▶ _Given task_
Say how many lines of the material below contain the word "условные", with no other words.

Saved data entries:
+ + + + + + +
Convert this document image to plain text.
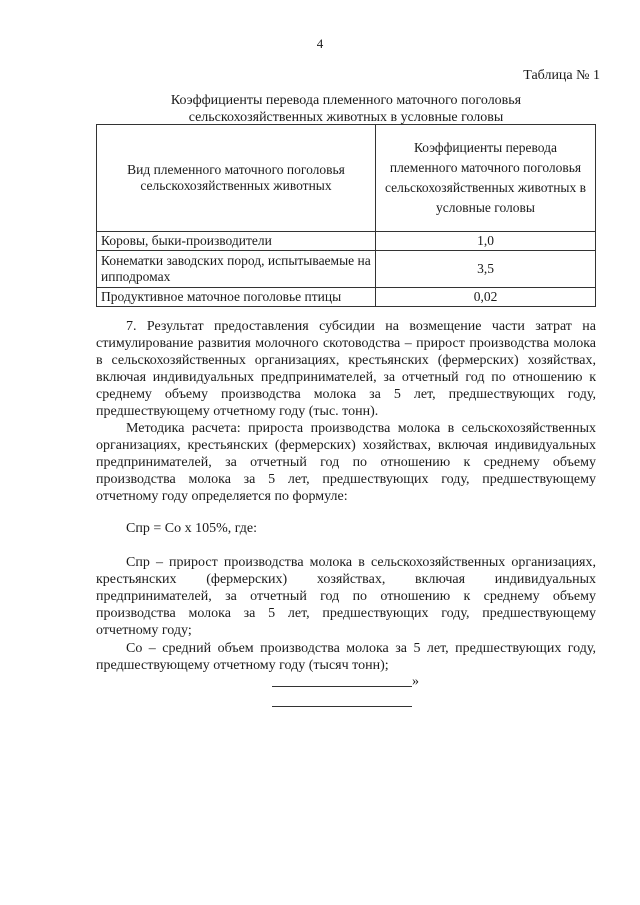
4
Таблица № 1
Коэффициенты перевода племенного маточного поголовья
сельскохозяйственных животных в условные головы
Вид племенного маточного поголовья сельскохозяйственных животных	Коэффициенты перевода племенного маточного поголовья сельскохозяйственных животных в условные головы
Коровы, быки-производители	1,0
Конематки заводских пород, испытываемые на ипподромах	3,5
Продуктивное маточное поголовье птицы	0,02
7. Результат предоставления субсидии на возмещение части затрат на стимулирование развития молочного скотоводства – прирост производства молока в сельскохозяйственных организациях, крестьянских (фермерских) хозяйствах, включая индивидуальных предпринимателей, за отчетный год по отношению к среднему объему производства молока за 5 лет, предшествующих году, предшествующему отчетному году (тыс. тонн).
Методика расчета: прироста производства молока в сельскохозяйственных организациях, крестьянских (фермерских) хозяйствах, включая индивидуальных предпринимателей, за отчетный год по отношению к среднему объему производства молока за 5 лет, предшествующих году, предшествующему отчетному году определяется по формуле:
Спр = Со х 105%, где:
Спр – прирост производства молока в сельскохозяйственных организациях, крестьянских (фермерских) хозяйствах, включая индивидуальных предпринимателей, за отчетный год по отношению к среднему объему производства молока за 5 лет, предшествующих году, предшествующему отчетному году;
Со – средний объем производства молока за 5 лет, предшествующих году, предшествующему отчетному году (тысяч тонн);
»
+ + + + + + +
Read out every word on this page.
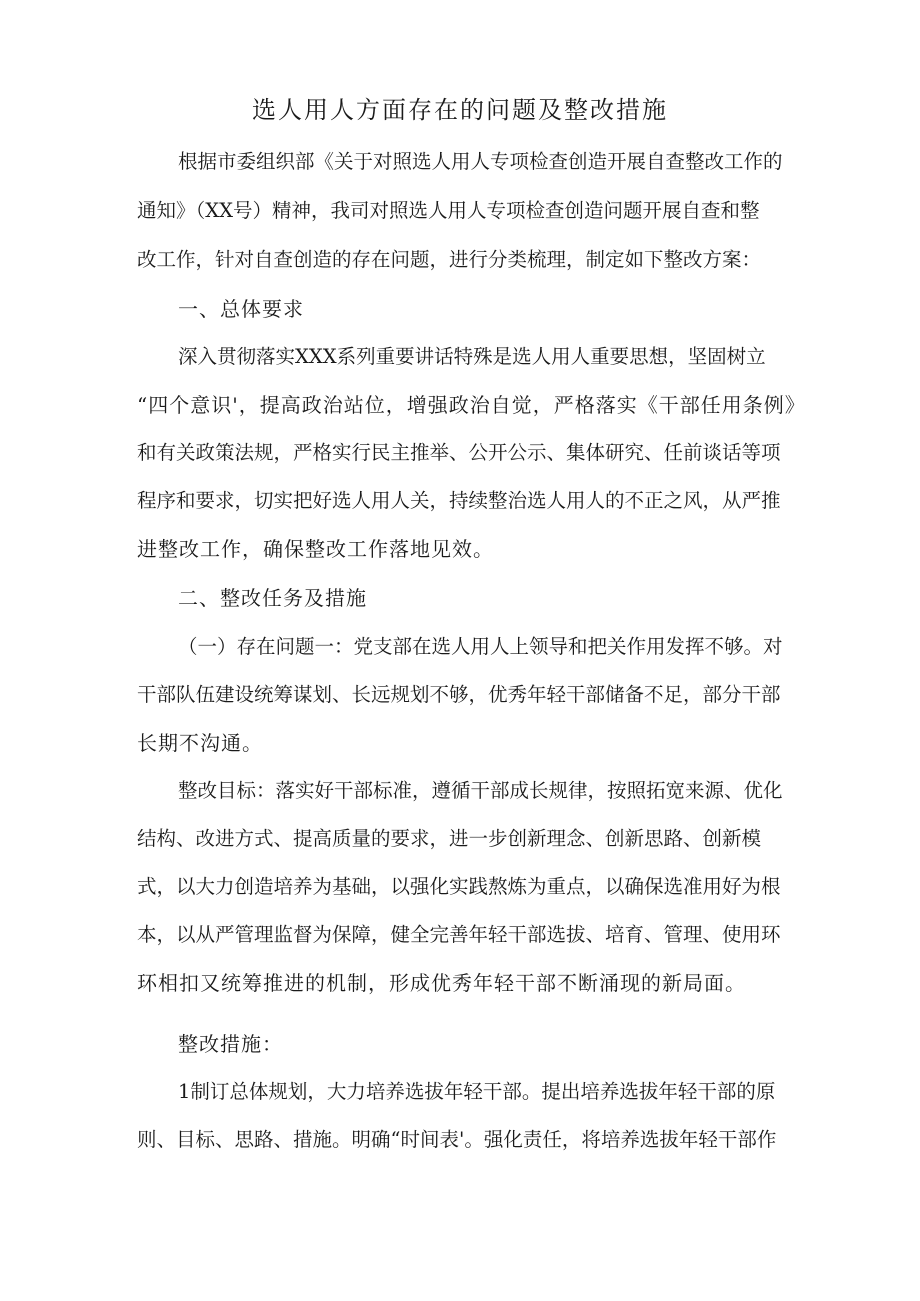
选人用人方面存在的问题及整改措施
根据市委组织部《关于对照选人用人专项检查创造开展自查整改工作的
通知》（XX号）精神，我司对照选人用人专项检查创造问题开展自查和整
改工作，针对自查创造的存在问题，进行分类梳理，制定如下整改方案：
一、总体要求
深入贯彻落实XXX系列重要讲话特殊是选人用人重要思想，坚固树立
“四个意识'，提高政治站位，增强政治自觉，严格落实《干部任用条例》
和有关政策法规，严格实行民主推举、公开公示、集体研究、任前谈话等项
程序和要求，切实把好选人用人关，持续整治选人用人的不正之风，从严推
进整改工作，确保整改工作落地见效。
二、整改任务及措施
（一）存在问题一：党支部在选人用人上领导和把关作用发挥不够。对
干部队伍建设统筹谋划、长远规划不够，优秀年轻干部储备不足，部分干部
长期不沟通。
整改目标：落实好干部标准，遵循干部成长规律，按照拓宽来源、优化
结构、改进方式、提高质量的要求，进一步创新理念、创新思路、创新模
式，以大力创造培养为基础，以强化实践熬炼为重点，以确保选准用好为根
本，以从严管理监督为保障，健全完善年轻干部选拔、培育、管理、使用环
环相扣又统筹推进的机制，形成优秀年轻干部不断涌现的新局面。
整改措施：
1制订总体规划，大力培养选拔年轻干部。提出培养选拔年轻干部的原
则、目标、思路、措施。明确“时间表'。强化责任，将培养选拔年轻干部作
+ + + + + + +
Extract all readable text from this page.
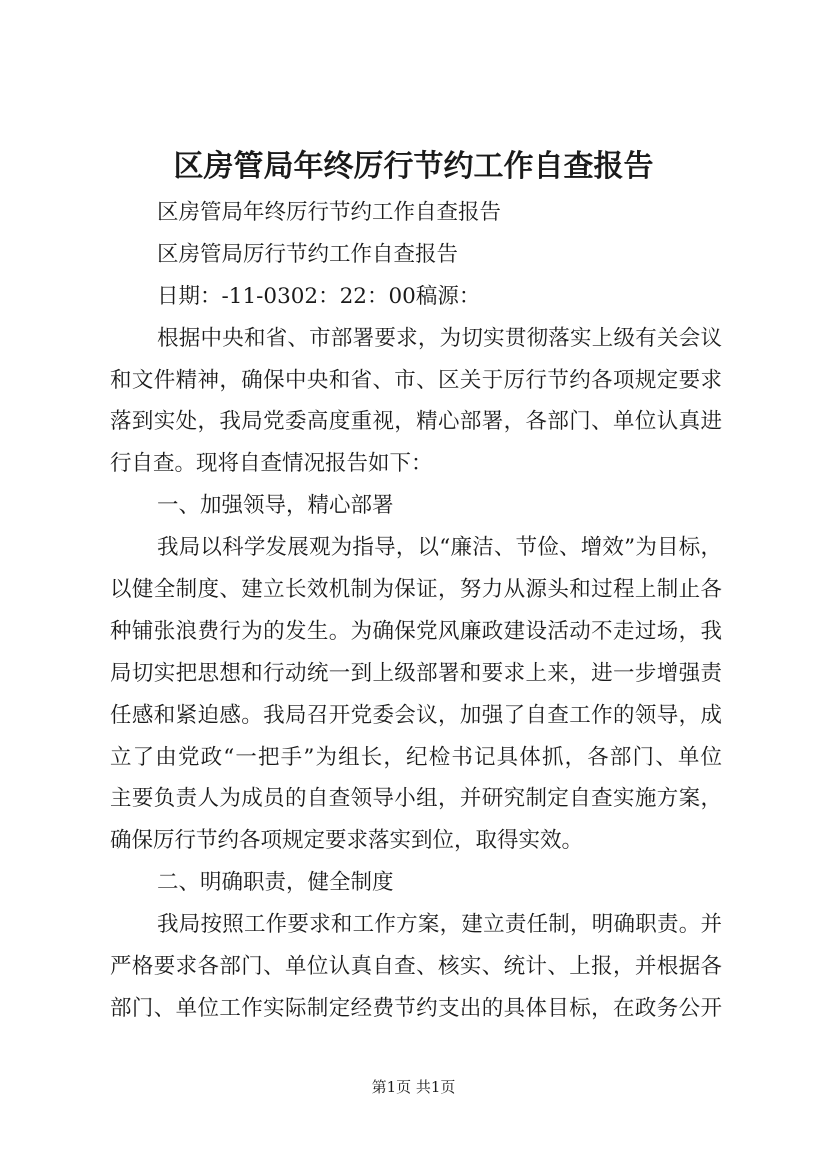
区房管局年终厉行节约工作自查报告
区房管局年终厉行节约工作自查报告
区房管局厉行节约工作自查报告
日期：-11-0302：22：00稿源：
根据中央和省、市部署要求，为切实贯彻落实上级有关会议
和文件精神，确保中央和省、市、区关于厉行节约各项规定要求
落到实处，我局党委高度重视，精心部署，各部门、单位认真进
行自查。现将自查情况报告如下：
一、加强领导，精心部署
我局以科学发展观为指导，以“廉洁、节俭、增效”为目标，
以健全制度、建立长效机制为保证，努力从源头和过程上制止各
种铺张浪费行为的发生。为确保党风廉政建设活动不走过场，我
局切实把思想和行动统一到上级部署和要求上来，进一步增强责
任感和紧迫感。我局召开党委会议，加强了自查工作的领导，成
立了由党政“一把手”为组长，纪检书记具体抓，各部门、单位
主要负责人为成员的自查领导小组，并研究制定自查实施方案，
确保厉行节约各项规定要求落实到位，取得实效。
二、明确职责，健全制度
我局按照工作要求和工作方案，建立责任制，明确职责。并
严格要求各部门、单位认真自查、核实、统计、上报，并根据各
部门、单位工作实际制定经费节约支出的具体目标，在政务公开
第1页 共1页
+ + + + + + +
▶ _The response_
2